▶ _Stated task_: Give a verbatim quotation of every record.
# START OF Provided data
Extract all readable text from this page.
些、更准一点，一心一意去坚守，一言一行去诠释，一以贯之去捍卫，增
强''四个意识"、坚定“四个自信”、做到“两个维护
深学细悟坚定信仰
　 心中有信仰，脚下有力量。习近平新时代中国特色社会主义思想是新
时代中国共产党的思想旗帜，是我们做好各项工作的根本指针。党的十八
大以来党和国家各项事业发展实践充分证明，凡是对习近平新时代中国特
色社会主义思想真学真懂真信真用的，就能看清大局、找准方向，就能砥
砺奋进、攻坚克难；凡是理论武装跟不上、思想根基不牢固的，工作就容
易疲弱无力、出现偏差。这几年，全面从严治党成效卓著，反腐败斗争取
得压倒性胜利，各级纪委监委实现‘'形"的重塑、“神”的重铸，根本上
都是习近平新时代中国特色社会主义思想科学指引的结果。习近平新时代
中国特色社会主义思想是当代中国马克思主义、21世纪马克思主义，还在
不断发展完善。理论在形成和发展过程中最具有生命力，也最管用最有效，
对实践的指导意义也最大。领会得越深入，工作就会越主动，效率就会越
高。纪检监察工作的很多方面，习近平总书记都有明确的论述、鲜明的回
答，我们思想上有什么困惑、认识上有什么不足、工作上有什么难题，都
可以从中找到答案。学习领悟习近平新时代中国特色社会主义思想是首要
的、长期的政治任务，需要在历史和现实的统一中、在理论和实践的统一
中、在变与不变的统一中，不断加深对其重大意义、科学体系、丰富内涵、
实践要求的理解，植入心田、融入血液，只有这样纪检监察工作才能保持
# END OF Provided data
▶ _Solution_:
Extract all readable text from this page.
些、更准一点，一心一意去坚守，一言一行去诠释，一以贯之去捍卫，增
强''四个意识"、坚定“四个自信”、做到“两个维护
深学细悟坚定信仰
　 心中有信仰，脚下有力量。习近平新时代中国特色社会主义思想是新
时代中国共产党的思想旗帜，是我们做好各项工作的根本指针。党的十八
大以来党和国家各项事业发展实践充分证明，凡是对习近平新时代中国特
色社会主义思想真学真懂真信真用的，就能看清大局、找准方向，就能砥
砺奋进、攻坚克难；凡是理论武装跟不上、思想根基不牢固的，工作就容
易疲弱无力、出现偏差。这几年，全面从严治党成效卓著，反腐败斗争取
得压倒性胜利，各级纪委监委实现‘'形"的重塑、“神”的重铸，根本上
都是习近平新时代中国特色社会主义思想科学指引的结果。习近平新时代
中国特色社会主义思想是当代中国马克思主义、21世纪马克思主义，还在
不断发展完善。理论在形成和发展过程中最具有生命力，也最管用最有效，
对实践的指导意义也最大。领会得越深入，工作就会越主动，效率就会越
高。纪检监察工作的很多方面，习近平总书记都有明确的论述、鲜明的回
答，我们思想上有什么困惑、认识上有什么不足、工作上有什么难题，都
可以从中找到答案。学习领悟习近平新时代中国特色社会主义思想是首要
的、长期的政治任务，需要在历史和现实的统一中、在理论和实践的统一
中、在变与不变的统一中，不断加深对其重大意义、科学体系、丰富内涵、
实践要求的理解，植入心田、融入血液，只有这样纪检监察工作才能保持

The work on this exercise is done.